#### Exercise input:
=====
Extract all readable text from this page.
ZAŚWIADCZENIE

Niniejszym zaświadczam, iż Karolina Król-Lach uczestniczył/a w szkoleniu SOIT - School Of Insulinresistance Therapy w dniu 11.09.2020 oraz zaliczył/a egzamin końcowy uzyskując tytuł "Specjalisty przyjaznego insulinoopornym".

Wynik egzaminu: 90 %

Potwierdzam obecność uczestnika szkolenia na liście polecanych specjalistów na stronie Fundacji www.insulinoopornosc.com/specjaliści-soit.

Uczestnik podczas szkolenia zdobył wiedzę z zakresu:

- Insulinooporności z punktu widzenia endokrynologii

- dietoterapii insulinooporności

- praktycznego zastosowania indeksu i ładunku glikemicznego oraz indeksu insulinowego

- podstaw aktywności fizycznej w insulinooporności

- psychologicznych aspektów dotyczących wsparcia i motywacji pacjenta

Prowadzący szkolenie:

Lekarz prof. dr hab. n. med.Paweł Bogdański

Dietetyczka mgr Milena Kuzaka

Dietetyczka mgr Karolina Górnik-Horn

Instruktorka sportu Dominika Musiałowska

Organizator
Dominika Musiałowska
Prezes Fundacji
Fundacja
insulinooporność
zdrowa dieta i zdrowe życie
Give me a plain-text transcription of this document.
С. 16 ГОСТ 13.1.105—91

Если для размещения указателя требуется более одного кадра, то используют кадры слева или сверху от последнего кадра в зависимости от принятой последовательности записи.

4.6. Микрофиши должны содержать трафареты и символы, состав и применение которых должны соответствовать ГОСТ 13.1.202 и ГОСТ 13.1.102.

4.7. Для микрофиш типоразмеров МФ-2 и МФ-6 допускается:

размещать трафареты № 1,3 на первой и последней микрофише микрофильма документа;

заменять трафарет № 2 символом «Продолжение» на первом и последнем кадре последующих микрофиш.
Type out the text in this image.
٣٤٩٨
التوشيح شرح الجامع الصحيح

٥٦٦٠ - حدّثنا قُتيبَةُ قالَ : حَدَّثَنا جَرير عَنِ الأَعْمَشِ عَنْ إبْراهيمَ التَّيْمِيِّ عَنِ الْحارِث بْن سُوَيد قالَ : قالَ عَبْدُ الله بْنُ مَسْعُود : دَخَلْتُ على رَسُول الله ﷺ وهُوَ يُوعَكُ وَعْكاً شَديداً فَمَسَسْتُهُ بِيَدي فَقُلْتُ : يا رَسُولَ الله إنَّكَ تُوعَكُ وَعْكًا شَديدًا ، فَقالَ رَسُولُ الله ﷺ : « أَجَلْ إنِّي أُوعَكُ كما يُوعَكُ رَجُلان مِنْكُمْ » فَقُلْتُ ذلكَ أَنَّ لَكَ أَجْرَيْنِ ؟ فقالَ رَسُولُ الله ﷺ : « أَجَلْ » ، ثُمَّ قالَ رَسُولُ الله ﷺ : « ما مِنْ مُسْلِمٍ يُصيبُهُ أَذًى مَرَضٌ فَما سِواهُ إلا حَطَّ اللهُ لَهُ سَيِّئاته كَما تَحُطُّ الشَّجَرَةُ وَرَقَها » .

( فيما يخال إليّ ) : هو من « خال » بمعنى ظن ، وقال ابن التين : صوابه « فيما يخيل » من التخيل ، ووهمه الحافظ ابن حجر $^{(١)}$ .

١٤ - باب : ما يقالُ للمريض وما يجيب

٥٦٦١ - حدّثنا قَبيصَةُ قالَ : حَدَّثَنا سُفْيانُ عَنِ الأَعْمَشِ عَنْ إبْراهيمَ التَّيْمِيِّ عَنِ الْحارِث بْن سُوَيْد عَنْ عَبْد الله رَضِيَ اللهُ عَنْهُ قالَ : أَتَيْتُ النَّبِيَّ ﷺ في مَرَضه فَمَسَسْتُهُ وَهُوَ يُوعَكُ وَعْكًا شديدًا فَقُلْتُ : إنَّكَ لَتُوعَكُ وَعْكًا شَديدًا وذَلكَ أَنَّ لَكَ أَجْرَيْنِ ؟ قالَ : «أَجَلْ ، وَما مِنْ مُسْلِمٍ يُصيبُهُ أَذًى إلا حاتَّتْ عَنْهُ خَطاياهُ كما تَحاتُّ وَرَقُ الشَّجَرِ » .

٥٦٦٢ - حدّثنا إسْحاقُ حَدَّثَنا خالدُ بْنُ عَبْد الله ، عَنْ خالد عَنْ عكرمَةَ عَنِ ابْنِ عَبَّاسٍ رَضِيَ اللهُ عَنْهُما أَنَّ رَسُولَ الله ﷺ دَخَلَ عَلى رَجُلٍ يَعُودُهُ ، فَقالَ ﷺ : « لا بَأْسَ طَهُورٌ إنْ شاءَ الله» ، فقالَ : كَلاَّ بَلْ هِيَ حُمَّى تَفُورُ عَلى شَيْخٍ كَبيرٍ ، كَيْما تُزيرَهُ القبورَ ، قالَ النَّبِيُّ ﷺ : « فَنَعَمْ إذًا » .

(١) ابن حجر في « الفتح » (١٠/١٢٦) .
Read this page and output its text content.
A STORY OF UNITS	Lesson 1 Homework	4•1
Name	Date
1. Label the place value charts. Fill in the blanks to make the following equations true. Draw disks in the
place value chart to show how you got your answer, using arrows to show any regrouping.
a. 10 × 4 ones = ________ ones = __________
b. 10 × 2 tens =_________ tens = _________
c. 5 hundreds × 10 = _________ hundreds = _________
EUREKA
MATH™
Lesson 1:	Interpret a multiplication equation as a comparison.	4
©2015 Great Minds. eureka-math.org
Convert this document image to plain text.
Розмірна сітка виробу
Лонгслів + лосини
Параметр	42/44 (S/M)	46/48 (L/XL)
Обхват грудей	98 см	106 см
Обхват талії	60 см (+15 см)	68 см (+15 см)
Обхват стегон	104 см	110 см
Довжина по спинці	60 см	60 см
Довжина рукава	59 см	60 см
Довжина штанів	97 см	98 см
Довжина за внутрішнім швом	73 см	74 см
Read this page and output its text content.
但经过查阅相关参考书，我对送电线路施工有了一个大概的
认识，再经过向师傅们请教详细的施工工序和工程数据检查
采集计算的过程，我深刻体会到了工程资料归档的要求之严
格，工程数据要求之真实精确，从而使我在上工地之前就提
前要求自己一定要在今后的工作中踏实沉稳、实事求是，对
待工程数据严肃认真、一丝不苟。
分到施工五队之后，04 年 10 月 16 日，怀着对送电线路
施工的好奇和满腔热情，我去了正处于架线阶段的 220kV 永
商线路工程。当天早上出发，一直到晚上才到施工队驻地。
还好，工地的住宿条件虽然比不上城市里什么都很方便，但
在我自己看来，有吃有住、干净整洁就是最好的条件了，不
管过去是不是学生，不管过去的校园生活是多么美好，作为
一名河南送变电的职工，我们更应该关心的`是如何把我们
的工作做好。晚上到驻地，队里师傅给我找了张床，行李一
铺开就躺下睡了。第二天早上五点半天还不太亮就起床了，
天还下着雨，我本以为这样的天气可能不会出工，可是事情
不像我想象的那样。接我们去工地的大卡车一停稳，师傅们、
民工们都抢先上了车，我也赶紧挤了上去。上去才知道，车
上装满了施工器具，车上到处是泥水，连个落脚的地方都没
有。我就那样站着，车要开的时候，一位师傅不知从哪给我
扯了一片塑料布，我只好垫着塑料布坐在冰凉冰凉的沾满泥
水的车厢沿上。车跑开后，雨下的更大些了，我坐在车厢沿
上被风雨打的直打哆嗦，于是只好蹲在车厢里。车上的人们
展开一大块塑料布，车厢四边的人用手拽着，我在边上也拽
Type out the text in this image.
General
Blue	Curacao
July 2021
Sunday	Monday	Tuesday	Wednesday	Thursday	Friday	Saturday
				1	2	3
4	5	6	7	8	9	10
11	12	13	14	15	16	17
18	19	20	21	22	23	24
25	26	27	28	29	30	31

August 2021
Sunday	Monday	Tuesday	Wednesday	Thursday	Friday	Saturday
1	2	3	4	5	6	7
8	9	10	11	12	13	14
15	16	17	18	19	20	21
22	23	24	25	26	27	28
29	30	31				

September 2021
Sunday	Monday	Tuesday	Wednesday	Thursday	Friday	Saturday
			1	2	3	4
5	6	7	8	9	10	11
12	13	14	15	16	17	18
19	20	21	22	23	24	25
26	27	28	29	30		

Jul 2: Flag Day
=====
Copy each line in the data that holds the word "plain".

Give me a plain-text transcription of this document.
Convert this document image to plain text.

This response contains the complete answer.